_CHALLENGE:_ Look through the material and tally each line bearing the word "type". Give only the total.

------ PROVIDED DATA ------

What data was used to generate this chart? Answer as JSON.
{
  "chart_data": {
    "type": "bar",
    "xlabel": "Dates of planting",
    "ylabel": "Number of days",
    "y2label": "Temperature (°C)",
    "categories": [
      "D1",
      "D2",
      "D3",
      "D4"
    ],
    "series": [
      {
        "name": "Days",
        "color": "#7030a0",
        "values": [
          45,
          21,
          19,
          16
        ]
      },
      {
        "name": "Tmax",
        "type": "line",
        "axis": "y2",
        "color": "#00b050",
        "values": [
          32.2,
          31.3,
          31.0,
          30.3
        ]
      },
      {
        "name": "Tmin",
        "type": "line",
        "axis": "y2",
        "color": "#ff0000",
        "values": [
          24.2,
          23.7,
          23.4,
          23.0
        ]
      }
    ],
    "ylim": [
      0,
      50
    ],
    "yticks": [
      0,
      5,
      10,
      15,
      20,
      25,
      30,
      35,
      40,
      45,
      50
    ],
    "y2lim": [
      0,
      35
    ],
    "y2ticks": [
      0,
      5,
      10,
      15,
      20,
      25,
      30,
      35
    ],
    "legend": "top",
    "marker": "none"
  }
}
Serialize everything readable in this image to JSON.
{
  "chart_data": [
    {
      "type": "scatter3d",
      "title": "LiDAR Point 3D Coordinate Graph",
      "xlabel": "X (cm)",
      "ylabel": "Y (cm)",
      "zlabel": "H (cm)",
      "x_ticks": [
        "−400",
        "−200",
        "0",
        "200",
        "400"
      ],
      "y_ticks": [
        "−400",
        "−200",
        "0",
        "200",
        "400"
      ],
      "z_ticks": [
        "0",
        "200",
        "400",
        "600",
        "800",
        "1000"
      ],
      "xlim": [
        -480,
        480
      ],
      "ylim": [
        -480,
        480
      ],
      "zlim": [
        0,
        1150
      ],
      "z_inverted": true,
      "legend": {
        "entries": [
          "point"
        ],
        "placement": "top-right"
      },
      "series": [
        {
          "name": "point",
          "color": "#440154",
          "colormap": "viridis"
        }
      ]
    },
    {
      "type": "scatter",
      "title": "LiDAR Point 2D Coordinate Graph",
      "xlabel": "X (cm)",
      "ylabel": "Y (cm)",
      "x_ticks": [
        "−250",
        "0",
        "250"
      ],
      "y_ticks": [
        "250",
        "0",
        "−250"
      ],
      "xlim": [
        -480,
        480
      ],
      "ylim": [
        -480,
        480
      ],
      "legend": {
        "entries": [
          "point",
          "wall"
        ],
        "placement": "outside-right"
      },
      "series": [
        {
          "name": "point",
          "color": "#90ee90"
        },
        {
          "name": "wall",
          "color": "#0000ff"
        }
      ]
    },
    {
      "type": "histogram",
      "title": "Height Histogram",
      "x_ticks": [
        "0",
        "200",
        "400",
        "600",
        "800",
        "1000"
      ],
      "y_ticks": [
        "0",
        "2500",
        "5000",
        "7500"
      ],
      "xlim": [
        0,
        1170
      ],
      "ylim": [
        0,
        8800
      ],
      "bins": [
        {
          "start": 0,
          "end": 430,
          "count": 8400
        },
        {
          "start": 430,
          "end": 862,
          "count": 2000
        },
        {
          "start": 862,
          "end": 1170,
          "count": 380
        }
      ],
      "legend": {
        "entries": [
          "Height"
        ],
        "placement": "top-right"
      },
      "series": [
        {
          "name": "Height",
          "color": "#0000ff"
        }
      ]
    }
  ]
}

------

_RESULT FOR THIS EXERCISE:_ 6